TASK REQUIREMENTS. Retype each entry below exactly as it stands.

^^^^

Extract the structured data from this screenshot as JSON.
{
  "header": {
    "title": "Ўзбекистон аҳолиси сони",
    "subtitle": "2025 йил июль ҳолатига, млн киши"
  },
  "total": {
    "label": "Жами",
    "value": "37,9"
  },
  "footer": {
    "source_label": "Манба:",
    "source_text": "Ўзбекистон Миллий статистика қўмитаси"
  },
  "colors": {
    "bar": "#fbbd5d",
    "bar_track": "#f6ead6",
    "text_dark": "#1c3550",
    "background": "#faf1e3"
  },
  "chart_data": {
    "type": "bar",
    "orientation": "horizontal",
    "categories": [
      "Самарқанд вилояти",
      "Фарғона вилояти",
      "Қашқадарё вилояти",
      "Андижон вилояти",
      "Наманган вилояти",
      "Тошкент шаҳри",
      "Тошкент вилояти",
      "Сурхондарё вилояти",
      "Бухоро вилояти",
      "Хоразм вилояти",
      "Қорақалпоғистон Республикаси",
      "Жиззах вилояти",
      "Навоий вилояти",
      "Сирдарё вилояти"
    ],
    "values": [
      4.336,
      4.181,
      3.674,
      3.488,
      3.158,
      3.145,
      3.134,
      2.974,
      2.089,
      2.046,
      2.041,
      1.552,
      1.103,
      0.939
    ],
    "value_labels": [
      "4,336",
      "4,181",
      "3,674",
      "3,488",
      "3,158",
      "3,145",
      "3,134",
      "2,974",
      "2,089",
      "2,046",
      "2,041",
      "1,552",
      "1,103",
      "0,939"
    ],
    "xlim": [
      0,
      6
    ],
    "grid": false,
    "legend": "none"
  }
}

^^^^

WRITTEN SOLUTION.
Extract the structured data from this screenshot as JSON.
{
  "header": {
    "title": "Ўзбекистон аҳолиси сони",
    "subtitle": "2025 йил июль ҳолатига, млн киши"
  },
  "total": {
    "label": "Жами",
    "value": "37,9"
  },
  "footer": {
    "source_label": "Манба:",
    "source_text": "Ўзбекистон Миллий статистика қўмитаси"
  },
  "colors": {
    "bar": "#fbbd5d",
    "bar_track": "#f6ead6",
    "text_dark": "#1c3550",
    "background": "#faf1e3"
  },
  "chart_data": {
    "type": "bar",
    "orientation": "horizontal",
    "categories": [
      "Самарқанд вилояти",
      "Фарғона вилояти",
      "Қашқадарё вилояти",
      "Андижон вилояти",
      "Наманган вилояти",
      "Тошкент шаҳри",
      "Тошкент вилояти",
      "Сурхондарё вилояти",
      "Бухоро вилояти",
      "Хоразм вилояти",
      "Қорақалпоғистон Республикаси",
      "Жиззах вилояти",
      "Навоий вилояти",
      "Сирдарё вилояти"
    ],
    "values": [
      4.336,
      4.181,
      3.674,
      3.488,
      3.158,
      3.145,
      3.134,
      2.974,
      2.089,
      2.046,
      2.041,
      1.552,
      1.103,
      0.939
    ],
    "value_labels": [
      "4,336",
      "4,181",
      "3,674",
      "3,488",
      "3,158",
      "3,145",
      "3,134",
      "2,974",
      "2,089",
      "2,046",
      "2,041",
      "1,552",
      "1,103",
      "0,939"
    ],
    "xlim": [
      0,
      6
    ],
    "grid": false,
    "legend": "none"
  }
}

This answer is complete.